**Data records:**
────────────────
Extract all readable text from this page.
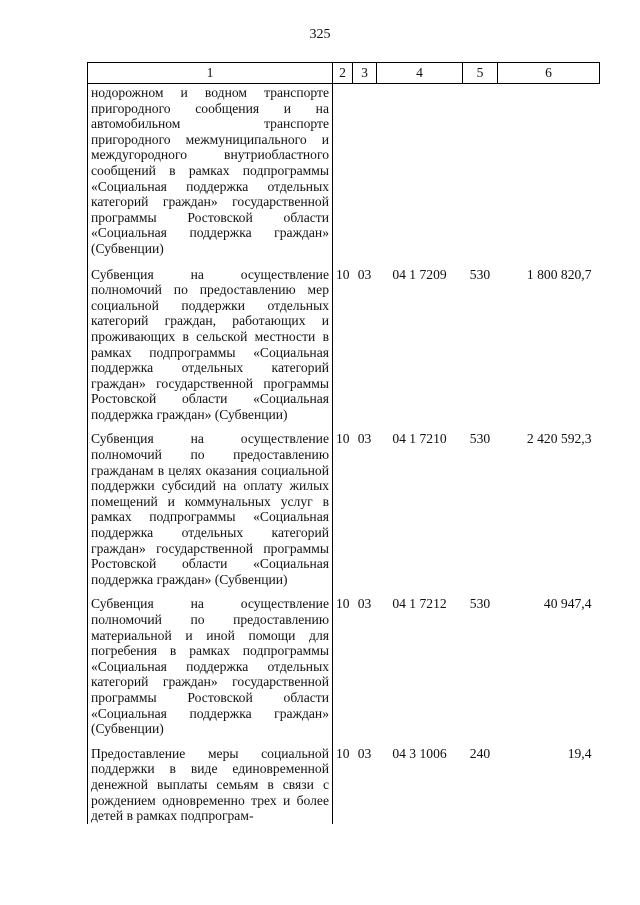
325
1	2	3	4	5	6
нодорожном и водном транспорте пригородного сообщения и на автомобильном транспорте пригородного межмуниципального и междугородного внутриобластного сообщений в рамках подпрограммы «Социальная поддержка отдельных категорий граждан» государственной программы Ростовской области «Социальная поддержка граждан» (Субвенции)					
Субвенция на осуществление полномочий по предоставлению мер социальной поддержки отдельных категорий граждан, работающих и проживающих в сельской местности в рамках подпрограммы «Социальная поддержка отдельных категорий граждан» государственной программы Ростовской области «Социальная поддержка граждан» (Субвенции)	10	03	04 1 7209	530	1 800 820,7
Субвенция на осуществление полномочий по предоставлению гражданам в целях оказания социальной поддержки субсидий на оплату жилых помещений и коммунальных услуг в рамках подпрограммы «Социальная поддержка отдельных категорий граждан» государственной программы Ростовской области «Социальная поддержка граждан» (Субвенции)	10	03	04 1 7210	530	2 420 592,3
Субвенция на осуществление полномочий по предоставлению материальной и иной помощи для погребения в рамках подпрограммы «Социальная поддержка отдельных категорий граждан» государственной программы Ростовской области «Социальная поддержка граждан» (Субвенции)	10	03	04 1 7212	530	40 947,4
Предоставление меры социальной поддержки в виде единовременной денежной выплаты семьям в связи с рождением одновременно трех и более детей в рамках подпрограм-	10	03	04 3 1006	240	19,4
────────────────
**Your instructions:**
Return all of the data exactly as written, and drop the pictures.

**Solution to this problem:**
Extract all readable text from this page.
325
1	2	3	4	5	6
нодорожном и водном транспорте пригородного сообщения и на автомобильном транспорте пригородного межмуниципального и междугородного внутриобластного сообщений в рамках подпрограммы «Социальная поддержка отдельных категорий граждан» государственной программы Ростовской области «Социальная поддержка граждан» (Субвенции)					
Субвенция на осуществление полномочий по предоставлению мер социальной поддержки отдельных категорий граждан, работающих и проживающих в сельской местности в рамках подпрограммы «Социальная поддержка отдельных категорий граждан» государственной программы Ростовской области «Социальная поддержка граждан» (Субвенции)	10	03	04 1 7209	530	1 800 820,7
Субвенция на осуществление полномочий по предоставлению гражданам в целях оказания социальной поддержки субсидий на оплату жилых помещений и коммунальных услуг в рамках подпрограммы «Социальная поддержка отдельных категорий граждан» государственной программы Ростовской области «Социальная поддержка граждан» (Субвенции)	10	03	04 1 7210	530	2 420 592,3
Субвенция на осуществление полномочий по предоставлению материальной и иной помощи для погребения в рамках подпрограммы «Социальная поддержка отдельных категорий граждан» государственной программы Ростовской области «Социальная поддержка граждан» (Субвенции)	10	03	04 1 7212	530	40 947,4
Предоставление меры социальной поддержки в виде единовременной денежной выплаты семьям в связи с рождением одновременно трех и более детей в рамках подпрограм-	10	03	04 3 1006	240	19,4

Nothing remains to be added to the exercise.